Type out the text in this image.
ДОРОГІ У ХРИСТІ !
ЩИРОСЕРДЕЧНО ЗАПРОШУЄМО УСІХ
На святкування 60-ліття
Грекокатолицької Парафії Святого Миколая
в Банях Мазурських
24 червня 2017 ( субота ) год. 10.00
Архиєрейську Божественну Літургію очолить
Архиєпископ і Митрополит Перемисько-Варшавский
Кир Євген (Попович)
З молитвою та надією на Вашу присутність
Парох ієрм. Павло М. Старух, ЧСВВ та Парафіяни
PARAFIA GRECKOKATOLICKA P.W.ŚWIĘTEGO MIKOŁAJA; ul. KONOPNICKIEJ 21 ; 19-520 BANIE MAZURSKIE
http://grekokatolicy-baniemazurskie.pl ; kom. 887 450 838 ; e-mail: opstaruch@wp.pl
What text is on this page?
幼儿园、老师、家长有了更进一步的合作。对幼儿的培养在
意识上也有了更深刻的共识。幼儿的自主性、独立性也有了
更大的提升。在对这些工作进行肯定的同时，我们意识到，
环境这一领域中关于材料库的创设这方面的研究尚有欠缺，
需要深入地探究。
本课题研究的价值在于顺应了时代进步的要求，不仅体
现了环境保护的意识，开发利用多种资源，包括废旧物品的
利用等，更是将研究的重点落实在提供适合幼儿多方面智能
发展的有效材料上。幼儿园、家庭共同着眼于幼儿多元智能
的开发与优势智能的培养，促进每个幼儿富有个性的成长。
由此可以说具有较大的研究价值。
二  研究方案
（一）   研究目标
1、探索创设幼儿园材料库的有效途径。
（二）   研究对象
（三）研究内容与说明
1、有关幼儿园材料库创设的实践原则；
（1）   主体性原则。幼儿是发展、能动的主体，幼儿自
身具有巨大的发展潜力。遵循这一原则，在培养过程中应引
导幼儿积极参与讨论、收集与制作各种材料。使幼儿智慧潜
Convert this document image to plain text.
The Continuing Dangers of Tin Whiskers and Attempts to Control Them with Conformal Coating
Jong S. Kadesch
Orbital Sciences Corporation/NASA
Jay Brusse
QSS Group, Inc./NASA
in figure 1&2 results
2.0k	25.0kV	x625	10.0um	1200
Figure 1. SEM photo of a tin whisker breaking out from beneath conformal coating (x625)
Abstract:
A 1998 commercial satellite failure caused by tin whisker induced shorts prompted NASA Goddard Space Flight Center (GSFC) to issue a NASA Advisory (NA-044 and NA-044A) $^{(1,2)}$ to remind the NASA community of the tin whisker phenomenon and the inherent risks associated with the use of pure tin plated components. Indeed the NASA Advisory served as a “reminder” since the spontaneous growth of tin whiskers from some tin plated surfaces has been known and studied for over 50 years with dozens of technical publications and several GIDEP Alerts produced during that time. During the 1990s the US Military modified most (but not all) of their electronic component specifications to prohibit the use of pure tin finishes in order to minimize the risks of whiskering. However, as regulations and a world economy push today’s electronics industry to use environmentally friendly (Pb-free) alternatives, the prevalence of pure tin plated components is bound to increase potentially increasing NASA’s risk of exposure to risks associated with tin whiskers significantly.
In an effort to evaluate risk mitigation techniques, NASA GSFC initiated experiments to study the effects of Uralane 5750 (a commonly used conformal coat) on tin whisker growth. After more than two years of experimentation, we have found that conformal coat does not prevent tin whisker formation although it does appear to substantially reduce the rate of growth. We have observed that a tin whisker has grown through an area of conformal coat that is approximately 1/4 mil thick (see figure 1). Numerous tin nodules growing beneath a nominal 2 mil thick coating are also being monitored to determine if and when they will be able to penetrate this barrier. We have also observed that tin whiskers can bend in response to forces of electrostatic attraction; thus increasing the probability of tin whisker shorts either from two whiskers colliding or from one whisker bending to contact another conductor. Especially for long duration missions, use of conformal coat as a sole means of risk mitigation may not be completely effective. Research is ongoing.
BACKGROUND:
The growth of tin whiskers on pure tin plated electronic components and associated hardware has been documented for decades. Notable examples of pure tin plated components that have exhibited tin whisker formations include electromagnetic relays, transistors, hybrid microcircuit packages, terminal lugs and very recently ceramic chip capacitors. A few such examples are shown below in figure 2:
************
_The problem_
How many lines of these entries contain "image"? Answer with the number and nothing else.

_Finished task_
2